(Records from a collection)
[start]
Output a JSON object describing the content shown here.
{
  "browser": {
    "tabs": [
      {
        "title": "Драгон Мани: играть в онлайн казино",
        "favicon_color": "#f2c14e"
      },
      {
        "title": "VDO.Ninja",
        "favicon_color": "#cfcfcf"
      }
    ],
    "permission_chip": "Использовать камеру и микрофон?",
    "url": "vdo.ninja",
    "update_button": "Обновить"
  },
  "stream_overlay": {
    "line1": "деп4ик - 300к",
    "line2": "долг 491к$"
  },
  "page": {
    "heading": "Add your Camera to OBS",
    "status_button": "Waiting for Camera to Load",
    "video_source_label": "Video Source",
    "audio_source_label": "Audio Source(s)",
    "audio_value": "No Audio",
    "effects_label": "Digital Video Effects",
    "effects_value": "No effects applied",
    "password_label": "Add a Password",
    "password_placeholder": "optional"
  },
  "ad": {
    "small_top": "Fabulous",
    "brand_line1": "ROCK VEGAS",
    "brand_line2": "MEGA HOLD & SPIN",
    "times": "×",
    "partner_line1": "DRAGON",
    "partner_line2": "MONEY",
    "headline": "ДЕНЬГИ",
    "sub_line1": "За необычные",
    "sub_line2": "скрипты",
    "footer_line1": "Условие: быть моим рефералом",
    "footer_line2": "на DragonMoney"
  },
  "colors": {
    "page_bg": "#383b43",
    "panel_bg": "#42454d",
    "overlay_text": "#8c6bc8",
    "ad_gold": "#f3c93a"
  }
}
[end]
**GOAL:**
Exactly reproduce every line of the records.

**EXPECTED ANSWER:**
Output a JSON object describing the content shown here.
{
  "browser": {
    "tabs": [
      {
        "title": "Драгон Мани: играть в онлайн казино",
        "favicon_color": "#f2c14e"
      },
      {
        "title": "VDO.Ninja",
        "favicon_color": "#cfcfcf"
      }
    ],
    "permission_chip": "Использовать камеру и микрофон?",
    "url": "vdo.ninja",
    "update_button": "Обновить"
  },
  "stream_overlay": {
    "line1": "деп4ик - 300к",
    "line2": "долг 491к$"
  },
  "page": {
    "heading": "Add your Camera to OBS",
    "status_button": "Waiting for Camera to Load",
    "video_source_label": "Video Source",
    "audio_source_label": "Audio Source(s)",
    "audio_value": "No Audio",
    "effects_label": "Digital Video Effects",
    "effects_value": "No effects applied",
    "password_label": "Add a Password",
    "password_placeholder": "optional"
  },
  "ad": {
    "small_top": "Fabulous",
    "brand_line1": "ROCK VEGAS",
    "brand_line2": "MEGA HOLD & SPIN",
    "times": "×",
    "partner_line1": "DRAGON",
    "partner_line2": "MONEY",
    "headline": "ДЕНЬГИ",
    "sub_line1": "За необычные",
    "sub_line2": "скрипты",
    "footer_line1": "Условие: быть моим рефералом",
    "footer_line2": "на DragonMoney"
  },
  "colors": {
    "page_bg": "#383b43",
    "panel_bg": "#42454d",
    "overlay_text": "#8c6bc8",
    "ad_gold": "#f3c93a"
  }
}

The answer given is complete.